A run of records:
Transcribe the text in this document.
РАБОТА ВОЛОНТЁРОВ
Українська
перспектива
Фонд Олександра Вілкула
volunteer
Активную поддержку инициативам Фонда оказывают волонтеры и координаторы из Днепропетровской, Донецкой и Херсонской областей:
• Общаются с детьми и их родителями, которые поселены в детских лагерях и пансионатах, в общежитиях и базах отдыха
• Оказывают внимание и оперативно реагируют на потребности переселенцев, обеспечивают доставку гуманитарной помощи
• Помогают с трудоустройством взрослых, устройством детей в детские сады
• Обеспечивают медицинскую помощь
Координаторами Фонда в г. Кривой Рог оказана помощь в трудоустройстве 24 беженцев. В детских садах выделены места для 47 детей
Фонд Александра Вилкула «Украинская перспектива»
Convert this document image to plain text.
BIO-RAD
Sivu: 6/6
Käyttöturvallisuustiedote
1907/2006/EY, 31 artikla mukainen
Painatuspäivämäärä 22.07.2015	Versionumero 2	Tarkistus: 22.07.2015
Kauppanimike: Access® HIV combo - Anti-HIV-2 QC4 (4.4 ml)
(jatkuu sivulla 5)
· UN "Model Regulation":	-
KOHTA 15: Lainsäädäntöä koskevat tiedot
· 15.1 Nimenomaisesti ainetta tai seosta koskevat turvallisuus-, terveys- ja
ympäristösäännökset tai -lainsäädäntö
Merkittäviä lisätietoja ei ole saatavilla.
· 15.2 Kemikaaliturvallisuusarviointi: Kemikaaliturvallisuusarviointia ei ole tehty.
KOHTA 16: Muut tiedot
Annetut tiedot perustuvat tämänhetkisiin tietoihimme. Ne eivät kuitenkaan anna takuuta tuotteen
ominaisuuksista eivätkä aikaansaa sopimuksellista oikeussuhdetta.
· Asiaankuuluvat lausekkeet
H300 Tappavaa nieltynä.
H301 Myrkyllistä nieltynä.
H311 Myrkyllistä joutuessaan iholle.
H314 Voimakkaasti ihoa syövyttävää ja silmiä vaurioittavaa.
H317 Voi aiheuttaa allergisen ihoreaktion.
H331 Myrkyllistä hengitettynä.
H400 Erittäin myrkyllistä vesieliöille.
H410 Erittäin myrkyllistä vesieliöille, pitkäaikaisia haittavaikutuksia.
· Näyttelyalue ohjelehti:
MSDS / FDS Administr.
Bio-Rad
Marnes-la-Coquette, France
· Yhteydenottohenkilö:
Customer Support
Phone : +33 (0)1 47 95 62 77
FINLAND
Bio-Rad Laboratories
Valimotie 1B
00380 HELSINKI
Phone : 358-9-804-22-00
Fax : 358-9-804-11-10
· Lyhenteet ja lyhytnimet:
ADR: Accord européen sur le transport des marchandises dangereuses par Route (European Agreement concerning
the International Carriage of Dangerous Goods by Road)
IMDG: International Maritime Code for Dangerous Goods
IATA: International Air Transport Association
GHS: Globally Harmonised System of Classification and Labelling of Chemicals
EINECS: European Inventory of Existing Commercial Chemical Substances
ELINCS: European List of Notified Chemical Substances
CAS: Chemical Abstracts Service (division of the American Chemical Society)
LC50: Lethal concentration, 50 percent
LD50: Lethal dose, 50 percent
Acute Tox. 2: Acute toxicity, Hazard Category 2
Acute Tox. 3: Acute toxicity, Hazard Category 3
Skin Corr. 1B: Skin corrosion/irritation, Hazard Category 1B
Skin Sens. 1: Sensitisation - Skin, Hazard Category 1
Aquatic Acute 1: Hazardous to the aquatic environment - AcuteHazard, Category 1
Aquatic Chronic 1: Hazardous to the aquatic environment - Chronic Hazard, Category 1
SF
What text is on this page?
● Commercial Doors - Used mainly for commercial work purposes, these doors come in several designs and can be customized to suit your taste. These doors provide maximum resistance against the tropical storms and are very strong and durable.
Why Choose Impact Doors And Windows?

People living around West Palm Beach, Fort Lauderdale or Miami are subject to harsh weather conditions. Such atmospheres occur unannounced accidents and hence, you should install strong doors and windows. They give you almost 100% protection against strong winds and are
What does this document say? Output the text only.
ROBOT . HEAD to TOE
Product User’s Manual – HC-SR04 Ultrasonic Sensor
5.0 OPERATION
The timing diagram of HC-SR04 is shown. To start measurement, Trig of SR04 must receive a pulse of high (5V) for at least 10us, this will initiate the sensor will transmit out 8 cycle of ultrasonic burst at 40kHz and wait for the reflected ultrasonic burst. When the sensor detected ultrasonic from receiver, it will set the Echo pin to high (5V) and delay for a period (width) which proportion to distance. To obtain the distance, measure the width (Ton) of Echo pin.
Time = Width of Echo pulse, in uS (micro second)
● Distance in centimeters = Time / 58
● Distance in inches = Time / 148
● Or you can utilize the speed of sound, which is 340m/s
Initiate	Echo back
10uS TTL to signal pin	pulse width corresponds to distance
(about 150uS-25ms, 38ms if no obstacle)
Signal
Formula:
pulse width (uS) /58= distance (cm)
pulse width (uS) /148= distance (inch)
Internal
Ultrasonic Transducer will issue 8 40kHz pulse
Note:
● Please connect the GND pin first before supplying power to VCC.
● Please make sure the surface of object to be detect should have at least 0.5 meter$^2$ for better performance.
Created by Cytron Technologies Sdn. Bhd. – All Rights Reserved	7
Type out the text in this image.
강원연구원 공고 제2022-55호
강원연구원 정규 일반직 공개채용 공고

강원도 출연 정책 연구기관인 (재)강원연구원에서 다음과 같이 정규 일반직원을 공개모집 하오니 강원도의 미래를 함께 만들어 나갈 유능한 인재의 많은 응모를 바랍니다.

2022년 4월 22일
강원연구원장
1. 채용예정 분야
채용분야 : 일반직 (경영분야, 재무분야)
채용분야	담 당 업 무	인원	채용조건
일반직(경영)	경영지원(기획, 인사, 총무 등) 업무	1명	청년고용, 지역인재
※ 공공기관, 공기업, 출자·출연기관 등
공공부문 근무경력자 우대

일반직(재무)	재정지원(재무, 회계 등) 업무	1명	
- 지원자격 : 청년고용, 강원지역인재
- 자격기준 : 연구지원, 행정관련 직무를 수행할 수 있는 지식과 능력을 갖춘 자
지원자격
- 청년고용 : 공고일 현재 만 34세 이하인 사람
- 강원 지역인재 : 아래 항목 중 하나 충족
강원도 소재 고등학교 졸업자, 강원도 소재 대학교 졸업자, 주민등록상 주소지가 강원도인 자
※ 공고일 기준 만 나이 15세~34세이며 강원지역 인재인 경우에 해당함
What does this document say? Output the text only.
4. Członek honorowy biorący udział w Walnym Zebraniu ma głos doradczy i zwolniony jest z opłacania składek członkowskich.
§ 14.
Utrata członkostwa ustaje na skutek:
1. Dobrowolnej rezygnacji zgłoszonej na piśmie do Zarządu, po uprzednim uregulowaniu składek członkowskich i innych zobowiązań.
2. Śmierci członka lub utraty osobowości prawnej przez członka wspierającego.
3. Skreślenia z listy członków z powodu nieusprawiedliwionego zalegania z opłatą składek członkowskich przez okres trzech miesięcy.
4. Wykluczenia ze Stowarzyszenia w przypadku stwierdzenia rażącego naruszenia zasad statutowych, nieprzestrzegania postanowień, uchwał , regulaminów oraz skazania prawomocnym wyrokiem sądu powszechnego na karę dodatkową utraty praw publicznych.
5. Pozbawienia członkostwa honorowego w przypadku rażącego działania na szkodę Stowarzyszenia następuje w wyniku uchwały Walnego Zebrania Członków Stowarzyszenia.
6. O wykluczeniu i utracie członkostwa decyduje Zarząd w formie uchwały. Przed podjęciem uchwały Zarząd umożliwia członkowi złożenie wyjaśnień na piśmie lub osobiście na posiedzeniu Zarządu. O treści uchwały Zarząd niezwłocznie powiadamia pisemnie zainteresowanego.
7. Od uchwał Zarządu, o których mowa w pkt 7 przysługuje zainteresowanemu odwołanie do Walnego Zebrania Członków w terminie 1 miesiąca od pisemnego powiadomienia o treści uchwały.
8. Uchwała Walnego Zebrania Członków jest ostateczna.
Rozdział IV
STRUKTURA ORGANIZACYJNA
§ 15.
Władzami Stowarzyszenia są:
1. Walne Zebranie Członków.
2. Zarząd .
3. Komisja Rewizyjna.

● **PROBLEM DETAILS**
How many lines of the listing above include the word "rażącego"? State the number and nothing else.

● **TASK ANSWER**
2